● Document excerpt
>>>

Three Marian Paradoxes at Christmas

A paradox, in the best sense, is something that sounds contradictory at first, but contains a profound truth. In English literature, G.K. Chesterton is preeminent for paradox, as are poets such as T.S. Eliot. Religions such as Taoism, Hinduism, and Christianity are replete with paradoxes. The New Testament also provides us examples of paradoxical persons, such as Mary, the mother of Jesus.

Virgin/Mother: Virginity and motherhood are mutually exclusive choices. But Mary, as the spouse of the Holy Spirit, was the chosen vessel for implementing God’s plan for coming physically into the world, and furnishing the resources by which sin and death could be conquered, and access to eternal life could be established through faith. If St. Paul could claim to be “in labor” (Gal. 4:19) and to have “begotten” spiritual children (1Cor. 4:15), the fertility of the Blessed Virgin, which knows no bounds, is not something extrinsic to her virginity, but a quality inseparable from that spiritual state.

<<<

● Provided information

>>>

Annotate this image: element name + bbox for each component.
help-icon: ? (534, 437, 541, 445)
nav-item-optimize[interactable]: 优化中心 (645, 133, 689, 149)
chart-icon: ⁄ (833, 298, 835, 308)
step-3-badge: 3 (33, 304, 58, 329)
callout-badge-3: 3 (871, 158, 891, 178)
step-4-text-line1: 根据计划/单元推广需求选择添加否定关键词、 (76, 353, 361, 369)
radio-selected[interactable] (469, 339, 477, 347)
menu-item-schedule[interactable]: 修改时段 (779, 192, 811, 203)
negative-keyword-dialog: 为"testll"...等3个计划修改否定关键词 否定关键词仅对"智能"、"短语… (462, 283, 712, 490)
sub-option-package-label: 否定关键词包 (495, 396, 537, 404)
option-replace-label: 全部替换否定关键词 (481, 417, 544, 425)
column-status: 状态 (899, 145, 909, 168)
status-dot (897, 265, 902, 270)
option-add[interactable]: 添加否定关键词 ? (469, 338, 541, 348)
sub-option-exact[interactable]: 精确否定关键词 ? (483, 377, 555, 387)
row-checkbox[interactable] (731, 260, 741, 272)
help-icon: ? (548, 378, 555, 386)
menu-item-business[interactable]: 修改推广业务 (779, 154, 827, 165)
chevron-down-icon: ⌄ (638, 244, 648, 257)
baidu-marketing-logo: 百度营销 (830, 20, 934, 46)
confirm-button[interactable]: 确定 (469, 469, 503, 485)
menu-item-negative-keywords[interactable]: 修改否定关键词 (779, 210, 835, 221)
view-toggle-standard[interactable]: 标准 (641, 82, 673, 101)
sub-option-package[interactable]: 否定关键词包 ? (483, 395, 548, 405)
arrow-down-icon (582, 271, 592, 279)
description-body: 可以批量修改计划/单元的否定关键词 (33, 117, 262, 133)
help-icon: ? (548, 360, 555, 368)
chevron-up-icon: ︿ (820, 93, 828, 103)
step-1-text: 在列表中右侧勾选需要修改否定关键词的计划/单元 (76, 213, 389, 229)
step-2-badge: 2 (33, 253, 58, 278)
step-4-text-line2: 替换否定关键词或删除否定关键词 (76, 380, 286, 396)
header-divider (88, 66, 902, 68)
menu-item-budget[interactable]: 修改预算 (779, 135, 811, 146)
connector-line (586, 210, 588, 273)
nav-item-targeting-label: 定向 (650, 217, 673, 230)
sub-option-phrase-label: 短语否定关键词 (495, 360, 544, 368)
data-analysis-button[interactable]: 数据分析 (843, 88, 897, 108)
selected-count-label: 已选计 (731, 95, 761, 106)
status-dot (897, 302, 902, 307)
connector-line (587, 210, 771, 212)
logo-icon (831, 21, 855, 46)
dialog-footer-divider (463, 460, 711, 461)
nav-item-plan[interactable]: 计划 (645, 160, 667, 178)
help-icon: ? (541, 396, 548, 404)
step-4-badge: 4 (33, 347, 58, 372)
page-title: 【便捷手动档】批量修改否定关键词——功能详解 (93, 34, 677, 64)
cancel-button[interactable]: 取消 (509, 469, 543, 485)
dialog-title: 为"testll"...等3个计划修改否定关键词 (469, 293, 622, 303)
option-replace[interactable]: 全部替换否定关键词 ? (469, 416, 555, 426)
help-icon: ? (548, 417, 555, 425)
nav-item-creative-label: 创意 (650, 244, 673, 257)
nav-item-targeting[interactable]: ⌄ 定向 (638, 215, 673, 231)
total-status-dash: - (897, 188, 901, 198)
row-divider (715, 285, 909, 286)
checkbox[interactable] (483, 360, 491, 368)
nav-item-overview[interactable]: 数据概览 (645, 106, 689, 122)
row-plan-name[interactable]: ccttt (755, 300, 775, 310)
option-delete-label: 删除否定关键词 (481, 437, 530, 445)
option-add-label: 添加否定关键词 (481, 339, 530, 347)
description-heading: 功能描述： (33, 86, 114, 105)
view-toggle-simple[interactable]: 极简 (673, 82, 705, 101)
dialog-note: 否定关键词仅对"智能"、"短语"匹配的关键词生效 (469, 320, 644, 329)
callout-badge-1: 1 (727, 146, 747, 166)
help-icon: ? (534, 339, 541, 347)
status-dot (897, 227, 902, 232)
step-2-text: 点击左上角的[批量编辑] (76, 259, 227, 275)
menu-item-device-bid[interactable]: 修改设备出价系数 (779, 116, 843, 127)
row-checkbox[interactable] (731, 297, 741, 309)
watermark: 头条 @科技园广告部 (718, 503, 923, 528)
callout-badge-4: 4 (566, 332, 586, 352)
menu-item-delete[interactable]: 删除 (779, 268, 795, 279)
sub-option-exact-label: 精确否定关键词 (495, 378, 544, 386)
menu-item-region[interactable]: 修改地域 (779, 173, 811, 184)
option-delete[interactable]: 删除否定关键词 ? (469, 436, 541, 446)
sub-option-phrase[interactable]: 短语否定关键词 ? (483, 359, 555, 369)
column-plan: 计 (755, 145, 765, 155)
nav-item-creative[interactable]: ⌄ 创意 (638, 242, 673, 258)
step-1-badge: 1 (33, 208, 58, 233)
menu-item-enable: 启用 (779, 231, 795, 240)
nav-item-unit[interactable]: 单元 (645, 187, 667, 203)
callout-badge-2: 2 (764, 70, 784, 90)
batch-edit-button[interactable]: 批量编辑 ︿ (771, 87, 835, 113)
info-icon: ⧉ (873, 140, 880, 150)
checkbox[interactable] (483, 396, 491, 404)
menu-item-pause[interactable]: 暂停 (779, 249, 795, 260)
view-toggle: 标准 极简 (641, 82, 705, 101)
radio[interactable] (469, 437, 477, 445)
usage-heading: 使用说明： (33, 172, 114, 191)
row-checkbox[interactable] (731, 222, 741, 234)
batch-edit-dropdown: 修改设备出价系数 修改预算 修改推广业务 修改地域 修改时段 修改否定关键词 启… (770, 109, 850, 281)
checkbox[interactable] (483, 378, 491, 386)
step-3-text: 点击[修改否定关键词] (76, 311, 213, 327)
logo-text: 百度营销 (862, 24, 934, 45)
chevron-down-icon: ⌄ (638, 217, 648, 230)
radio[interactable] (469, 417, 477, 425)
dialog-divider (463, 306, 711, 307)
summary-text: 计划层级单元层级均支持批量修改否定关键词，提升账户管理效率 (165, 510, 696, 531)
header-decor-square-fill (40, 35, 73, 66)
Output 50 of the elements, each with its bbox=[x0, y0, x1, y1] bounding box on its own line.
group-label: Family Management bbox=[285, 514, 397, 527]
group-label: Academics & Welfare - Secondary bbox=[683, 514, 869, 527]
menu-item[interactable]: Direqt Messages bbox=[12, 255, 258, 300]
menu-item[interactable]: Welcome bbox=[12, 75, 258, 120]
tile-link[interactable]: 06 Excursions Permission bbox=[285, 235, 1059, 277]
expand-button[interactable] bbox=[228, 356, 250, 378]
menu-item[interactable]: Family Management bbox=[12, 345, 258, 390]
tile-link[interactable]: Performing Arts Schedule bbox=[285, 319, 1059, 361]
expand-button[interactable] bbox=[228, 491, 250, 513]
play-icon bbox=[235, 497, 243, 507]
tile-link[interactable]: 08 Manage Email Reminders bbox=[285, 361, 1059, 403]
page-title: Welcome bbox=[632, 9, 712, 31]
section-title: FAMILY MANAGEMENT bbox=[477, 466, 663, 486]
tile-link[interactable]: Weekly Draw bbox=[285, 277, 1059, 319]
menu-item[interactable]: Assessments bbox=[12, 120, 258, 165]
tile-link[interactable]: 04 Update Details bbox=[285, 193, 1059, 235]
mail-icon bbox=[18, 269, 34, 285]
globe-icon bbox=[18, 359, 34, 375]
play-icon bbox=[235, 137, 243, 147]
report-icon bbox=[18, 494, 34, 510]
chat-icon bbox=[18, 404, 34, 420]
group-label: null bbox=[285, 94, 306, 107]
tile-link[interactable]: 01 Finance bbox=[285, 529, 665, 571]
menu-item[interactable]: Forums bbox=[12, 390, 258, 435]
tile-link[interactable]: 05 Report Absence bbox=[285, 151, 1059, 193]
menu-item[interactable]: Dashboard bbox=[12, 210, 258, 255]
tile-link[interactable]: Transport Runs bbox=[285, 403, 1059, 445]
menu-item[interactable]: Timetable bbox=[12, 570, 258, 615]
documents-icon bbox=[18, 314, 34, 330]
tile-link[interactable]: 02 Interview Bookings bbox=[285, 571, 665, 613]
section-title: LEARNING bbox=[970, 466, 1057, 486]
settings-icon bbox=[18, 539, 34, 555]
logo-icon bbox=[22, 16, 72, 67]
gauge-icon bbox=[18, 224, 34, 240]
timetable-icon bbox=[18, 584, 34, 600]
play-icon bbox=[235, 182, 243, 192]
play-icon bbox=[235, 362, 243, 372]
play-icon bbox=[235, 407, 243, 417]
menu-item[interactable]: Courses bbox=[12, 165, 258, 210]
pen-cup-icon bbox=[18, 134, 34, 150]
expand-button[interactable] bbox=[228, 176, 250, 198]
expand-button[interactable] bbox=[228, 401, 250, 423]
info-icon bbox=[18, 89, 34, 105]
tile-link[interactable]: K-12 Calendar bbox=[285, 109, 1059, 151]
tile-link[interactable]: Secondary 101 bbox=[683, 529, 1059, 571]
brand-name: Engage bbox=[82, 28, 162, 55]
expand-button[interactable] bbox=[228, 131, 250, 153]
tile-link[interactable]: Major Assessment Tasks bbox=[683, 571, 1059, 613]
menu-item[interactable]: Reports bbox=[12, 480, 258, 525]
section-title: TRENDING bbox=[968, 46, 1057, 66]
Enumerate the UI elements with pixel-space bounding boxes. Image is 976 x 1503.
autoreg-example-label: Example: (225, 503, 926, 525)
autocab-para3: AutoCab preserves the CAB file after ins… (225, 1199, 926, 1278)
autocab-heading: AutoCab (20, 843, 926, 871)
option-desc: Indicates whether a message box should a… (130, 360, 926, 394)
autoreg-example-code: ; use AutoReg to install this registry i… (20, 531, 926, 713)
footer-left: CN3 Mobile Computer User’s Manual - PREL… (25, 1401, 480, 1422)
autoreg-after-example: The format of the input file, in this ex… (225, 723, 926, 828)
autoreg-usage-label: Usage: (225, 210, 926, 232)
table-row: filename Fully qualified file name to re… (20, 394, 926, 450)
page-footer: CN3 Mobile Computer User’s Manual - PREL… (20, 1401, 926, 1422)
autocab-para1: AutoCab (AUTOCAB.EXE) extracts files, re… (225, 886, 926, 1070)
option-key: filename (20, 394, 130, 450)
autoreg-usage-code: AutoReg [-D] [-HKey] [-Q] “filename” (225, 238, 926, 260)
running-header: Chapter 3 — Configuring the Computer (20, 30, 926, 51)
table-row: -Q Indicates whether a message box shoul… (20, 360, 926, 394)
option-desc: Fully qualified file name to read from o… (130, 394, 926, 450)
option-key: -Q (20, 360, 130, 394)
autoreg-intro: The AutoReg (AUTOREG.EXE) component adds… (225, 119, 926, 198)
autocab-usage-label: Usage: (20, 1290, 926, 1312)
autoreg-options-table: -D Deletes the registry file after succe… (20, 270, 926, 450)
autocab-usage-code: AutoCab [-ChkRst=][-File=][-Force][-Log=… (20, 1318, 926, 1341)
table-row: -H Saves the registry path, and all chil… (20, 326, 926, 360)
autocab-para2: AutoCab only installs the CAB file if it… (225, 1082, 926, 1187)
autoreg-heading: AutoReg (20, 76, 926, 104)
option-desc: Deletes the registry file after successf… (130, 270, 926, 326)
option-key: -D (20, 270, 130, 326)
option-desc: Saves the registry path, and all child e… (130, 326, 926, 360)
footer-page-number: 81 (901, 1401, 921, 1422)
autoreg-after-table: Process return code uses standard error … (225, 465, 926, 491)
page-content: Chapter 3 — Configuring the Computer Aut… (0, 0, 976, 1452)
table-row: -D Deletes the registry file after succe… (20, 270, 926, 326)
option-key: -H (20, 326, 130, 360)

<<<

● Exercise
Answer these from the text on Marian paradoxes, one a line:
1. Who does the text call preeminent for paradox in English literature?
2. Which religions does it name as full of paradoxes?
3. What verse does it cite for St. Paul claiming to be "in labor"?

● Output for this exercise
1. G.K. Chesterton
2. Taoism, Hinduism, and Christianity
3. Gal. 4:19